→ **What is asked**
Would you return all of this data exactly, leaving nothing out?

▬▬▬▬▬▬▬▬▬▬

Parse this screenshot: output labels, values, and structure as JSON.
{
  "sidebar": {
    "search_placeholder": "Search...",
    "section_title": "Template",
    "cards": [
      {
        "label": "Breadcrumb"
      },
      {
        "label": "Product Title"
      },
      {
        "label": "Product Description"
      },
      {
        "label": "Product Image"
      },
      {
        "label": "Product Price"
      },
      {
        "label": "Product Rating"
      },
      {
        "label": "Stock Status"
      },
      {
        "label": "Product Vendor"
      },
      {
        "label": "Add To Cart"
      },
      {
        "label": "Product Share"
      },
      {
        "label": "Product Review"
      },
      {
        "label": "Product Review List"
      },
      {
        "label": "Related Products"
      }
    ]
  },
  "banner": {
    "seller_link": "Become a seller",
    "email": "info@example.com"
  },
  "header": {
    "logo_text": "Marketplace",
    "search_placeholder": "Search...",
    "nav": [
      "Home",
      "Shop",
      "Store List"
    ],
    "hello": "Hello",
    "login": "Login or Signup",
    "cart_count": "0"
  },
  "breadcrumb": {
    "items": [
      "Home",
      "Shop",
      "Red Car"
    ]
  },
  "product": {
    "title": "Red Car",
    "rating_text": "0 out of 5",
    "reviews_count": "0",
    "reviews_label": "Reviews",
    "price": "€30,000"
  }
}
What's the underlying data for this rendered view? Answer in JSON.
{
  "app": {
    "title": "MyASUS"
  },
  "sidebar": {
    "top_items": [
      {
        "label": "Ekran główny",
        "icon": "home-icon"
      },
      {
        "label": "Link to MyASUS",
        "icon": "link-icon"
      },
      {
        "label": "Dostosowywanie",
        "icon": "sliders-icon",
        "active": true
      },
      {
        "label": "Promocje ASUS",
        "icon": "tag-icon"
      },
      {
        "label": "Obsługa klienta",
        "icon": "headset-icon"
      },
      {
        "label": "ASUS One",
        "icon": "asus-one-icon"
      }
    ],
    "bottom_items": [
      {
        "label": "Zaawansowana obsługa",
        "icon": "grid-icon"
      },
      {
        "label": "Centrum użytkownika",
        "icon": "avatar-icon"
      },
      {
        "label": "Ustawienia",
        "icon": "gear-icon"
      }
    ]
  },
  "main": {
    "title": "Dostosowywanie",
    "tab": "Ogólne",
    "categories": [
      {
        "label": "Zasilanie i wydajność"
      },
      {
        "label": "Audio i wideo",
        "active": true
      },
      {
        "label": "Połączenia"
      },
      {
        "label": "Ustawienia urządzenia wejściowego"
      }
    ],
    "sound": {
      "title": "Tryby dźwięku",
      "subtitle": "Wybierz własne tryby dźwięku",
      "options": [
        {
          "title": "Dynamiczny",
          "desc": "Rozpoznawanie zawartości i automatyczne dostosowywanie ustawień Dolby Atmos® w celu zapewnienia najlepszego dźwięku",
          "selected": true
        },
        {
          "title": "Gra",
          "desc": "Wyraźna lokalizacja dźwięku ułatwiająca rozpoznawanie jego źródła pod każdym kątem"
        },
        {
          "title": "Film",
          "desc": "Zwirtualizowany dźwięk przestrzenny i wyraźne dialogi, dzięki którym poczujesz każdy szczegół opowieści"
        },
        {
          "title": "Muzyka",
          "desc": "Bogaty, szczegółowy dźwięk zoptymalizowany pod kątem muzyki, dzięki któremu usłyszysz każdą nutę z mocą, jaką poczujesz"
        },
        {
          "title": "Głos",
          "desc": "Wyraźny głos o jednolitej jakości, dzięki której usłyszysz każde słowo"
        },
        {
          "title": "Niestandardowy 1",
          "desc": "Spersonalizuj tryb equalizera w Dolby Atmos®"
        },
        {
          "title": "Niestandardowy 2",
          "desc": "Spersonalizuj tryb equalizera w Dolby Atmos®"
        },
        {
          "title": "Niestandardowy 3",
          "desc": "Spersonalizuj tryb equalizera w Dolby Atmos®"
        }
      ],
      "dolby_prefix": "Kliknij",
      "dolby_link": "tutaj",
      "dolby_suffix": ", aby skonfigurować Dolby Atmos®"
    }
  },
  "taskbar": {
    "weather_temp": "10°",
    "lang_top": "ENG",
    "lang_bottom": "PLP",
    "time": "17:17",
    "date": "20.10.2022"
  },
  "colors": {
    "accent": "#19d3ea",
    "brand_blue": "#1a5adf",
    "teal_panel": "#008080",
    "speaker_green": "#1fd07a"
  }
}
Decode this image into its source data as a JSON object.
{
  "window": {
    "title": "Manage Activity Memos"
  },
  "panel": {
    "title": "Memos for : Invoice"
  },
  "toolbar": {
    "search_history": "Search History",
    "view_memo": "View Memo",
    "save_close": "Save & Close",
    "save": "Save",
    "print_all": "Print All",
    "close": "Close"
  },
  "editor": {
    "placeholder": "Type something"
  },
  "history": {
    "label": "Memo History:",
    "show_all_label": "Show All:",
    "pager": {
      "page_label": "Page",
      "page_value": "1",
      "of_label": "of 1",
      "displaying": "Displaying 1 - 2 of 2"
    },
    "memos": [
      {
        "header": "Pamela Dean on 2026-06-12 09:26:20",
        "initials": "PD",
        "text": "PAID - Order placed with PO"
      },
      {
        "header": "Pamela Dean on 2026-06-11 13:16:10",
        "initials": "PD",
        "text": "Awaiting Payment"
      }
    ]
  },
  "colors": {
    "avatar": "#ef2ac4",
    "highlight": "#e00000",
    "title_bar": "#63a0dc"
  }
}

▬▬▬▬▬▬▬▬▬▬

→ **Written answer**
Parse this screenshot: output labels, values, and structure as JSON.
{
  "sidebar": {
    "search_placeholder": "Search...",
    "section_title": "Template",
    "cards": [
      {
        "label": "Breadcrumb"
      },
      {
        "label": "Product Title"
      },
      {
        "label": "Product Description"
      },
      {
        "label": "Product Image"
      },
      {
        "label": "Product Price"
      },
      {
        "label": "Product Rating"
      },
      {
        "label": "Stock Status"
      },
      {
        "label": "Product Vendor"
      },
      {
        "label": "Add To Cart"
      },
      {
        "label": "Product Share"
      },
      {
        "label": "Product Review"
      },
      {
        "label": "Product Review List"
      },
      {
        "label": "Related Products"
      }
    ]
  },
  "banner": {
    "seller_link": "Become a seller",
    "email": "info@example.com"
  },
  "header": {
    "logo_text": "Marketplace",
    "search_placeholder": "Search...",
    "nav": [
      "Home",
      "Shop",
      "Store List"
    ],
    "hello": "Hello",
    "login": "Login or Signup",
    "cart_count": "0"
  },
  "breadcrumb": {
    "items": [
      "Home",
      "Shop",
      "Red Car"
    ]
  },
  "product": {
    "title": "Red Car",
    "rating_text": "0 out of 5",
    "reviews_count": "0",
    "reviews_label": "Reviews",
    "price": "€30,000"
  }
}
What's the underlying data for this rendered view? Answer in JSON.
{
  "app": {
    "title": "MyASUS"
  },
  "sidebar": {
    "top_items": [
      {
        "label": "Ekran główny",
        "icon": "home-icon"
      },
      {
        "label": "Link to MyASUS",
        "icon": "link-icon"
      },
      {
        "label": "Dostosowywanie",
        "icon": "sliders-icon",
        "active": true
      },
      {
        "label": "Promocje ASUS",
        "icon": "tag-icon"
      },
      {
        "label": "Obsługa klienta",
        "icon": "headset-icon"
      },
      {
        "label": "ASUS One",
        "icon": "asus-one-icon"
      }
    ],
    "bottom_items": [
      {
        "label": "Zaawansowana obsługa",
        "icon": "grid-icon"
      },
      {
        "label": "Centrum użytkownika",
        "icon": "avatar-icon"
      },
      {
        "label": "Ustawienia",
        "icon": "gear-icon"
      }
    ]
  },
  "main": {
    "title": "Dostosowywanie",
    "tab": "Ogólne",
    "categories": [
      {
        "label": "Zasilanie i wydajność"
      },
      {
        "label": "Audio i wideo",
        "active": true
      },
      {
        "label": "Połączenia"
      },
      {
        "label": "Ustawienia urządzenia wejściowego"
      }
    ],
    "sound": {
      "title": "Tryby dźwięku",
      "subtitle": "Wybierz własne tryby dźwięku",
      "options": [
        {
          "title": "Dynamiczny",
          "desc": "Rozpoznawanie zawartości i automatyczne dostosowywanie ustawień Dolby Atmos® w celu zapewnienia najlepszego dźwięku",
          "selected": true
        },
        {
          "title": "Gra",
          "desc": "Wyraźna lokalizacja dźwięku ułatwiająca rozpoznawanie jego źródła pod każdym kątem"
        },
        {
          "title": "Film",
          "desc": "Zwirtualizowany dźwięk przestrzenny i wyraźne dialogi, dzięki którym poczujesz każdy szczegół opowieści"
        },
        {
          "title": "Muzyka",
          "desc": "Bogaty, szczegółowy dźwięk zoptymalizowany pod kątem muzyki, dzięki któremu usłyszysz każdą nutę z mocą, jaką poczujesz"
        },
        {
          "title": "Głos",
          "desc": "Wyraźny głos o jednolitej jakości, dzięki której usłyszysz każde słowo"
        },
        {
          "title": "Niestandardowy 1",
          "desc": "Spersonalizuj tryb equalizera w Dolby Atmos®"
        },
        {
          "title": "Niestandardowy 2",
          "desc": "Spersonalizuj tryb equalizera w Dolby Atmos®"
        },
        {
          "title": "Niestandardowy 3",
          "desc": "Spersonalizuj tryb equalizera w Dolby Atmos®"
        }
      ],
      "dolby_prefix": "Kliknij",
      "dolby_link": "tutaj",
      "dolby_suffix": ", aby skonfigurować Dolby Atmos®"
    }
  },
  "taskbar": {
    "weather_temp": "10°",
    "lang_top": "ENG",
    "lang_bottom": "PLP",
    "time": "17:17",
    "date": "20.10.2022"
  },
  "colors": {
    "accent": "#19d3ea",
    "brand_blue": "#1a5adf",
    "teal_panel": "#008080",
    "speaker_green": "#1fd07a"
  }
}
Decode this image into its source data as a JSON object.
{
  "window": {
    "title": "Manage Activity Memos"
  },
  "panel": {
    "title": "Memos for : Invoice"
  },
  "toolbar": {
    "search_history": "Search History",
    "view_memo": "View Memo",
    "save_close": "Save & Close",
    "save": "Save",
    "print_all": "Print All",
    "close": "Close"
  },
  "editor": {
    "placeholder": "Type something"
  },
  "history": {
    "label": "Memo History:",
    "show_all_label": "Show All:",
    "pager": {
      "page_label": "Page",
      "page_value": "1",
      "of_label": "of 1",
      "displaying": "Displaying 1 - 2 of 2"
    },
    "memos": [
      {
        "header": "Pamela Dean on 2026-06-12 09:26:20",
        "initials": "PD",
        "text": "PAID - Order placed with PO"
      },
      {
        "header": "Pamela Dean on 2026-06-11 13:16:10",
        "initials": "PD",
        "text": "Awaiting Payment"
      }
    ]
  },
  "colors": {
    "avatar": "#ef2ac4",
    "highlight": "#e00000",
    "title_bar": "#63a0dc"
  }
}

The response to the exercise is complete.